# start of RECORDS PROVIDED

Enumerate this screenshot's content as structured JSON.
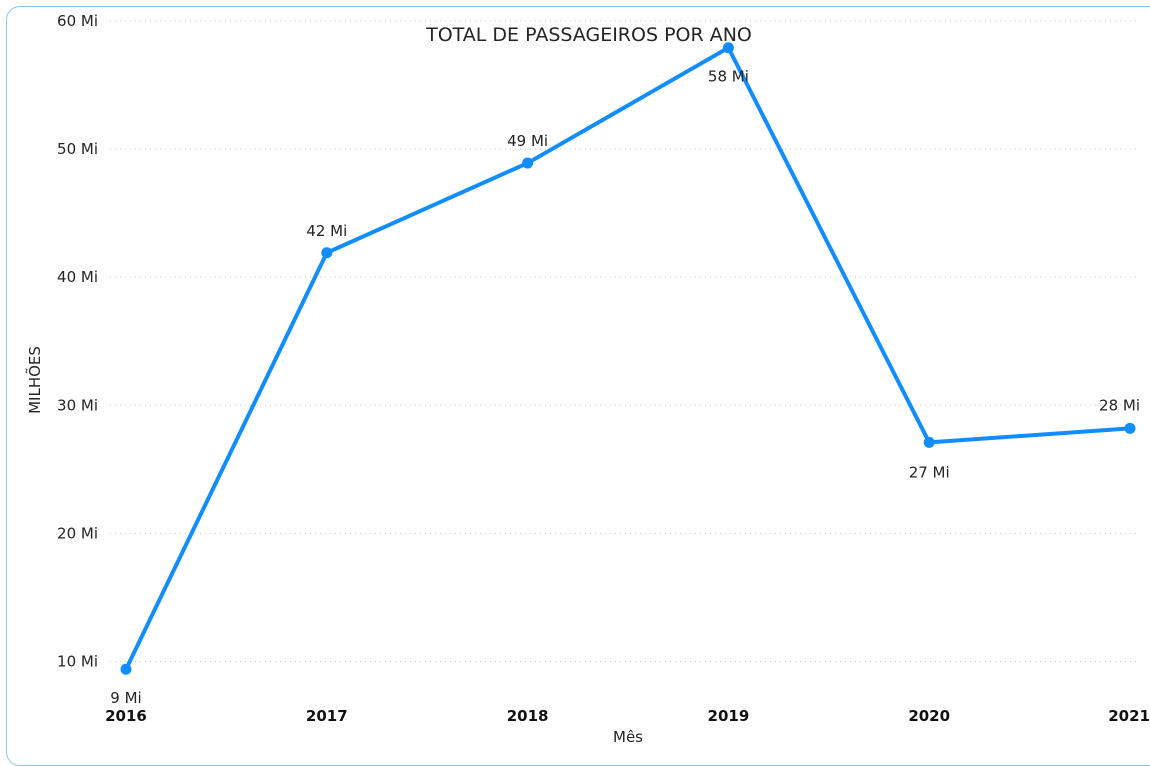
{
  "chart_data": {
    "type": "line",
    "title": "TOTAL DE PASSAGEIROS POR ANO",
    "xlabel": "Mês",
    "ylabel": "MILHÕES",
    "categories": [
      "2016",
      "2017",
      "2018",
      "2019",
      "2020",
      "2021"
    ],
    "series": [
      {
        "values": [
          9.4,
          41.9,
          48.9,
          57.9,
          27.1,
          28.2
        ],
        "data_labels": [
          "9 Mi",
          "42 Mi",
          "49 Mi",
          "58 Mi",
          "27 Mi",
          "28 Mi"
        ],
        "color": "#118DFF"
      }
    ],
    "ylim": [
      7,
      61
    ],
    "y_ticks": [
      10,
      20,
      30,
      40,
      50,
      60
    ],
    "y_tick_labels": [
      "10 Mi",
      "20 Mi",
      "30 Mi",
      "40 Mi",
      "50 Mi",
      "60 Mi"
    ],
    "grid": true,
    "legend": "none"
  }
}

# end of RECORDS PROVIDED

AIM OF THE EXERCISE: Without the pictures, repeat all the records word for word.

SOLUTION:
Enumerate this screenshot's content as structured JSON.
{
  "chart_data": {
    "type": "line",
    "title": "TOTAL DE PASSAGEIROS POR ANO",
    "xlabel": "Mês",
    "ylabel": "MILHÕES",
    "categories": [
      "2016",
      "2017",
      "2018",
      "2019",
      "2020",
      "2021"
    ],
    "series": [
      {
        "values": [
          9.4,
          41.9,
          48.9,
          57.9,
          27.1,
          28.2
        ],
        "data_labels": [
          "9 Mi",
          "42 Mi",
          "49 Mi",
          "58 Mi",
          "27 Mi",
          "28 Mi"
        ],
        "color": "#118DFF"
      }
    ],
    "ylim": [
      7,
      61
    ],
    "y_ticks": [
      10,
      20,
      30,
      40,
      50,
      60
    ],
    "y_tick_labels": [
      "10 Mi",
      "20 Mi",
      "30 Mi",
      "40 Mi",
      "50 Mi",
      "60 Mi"
    ],
    "grid": true,
    "legend": "none"
  }
}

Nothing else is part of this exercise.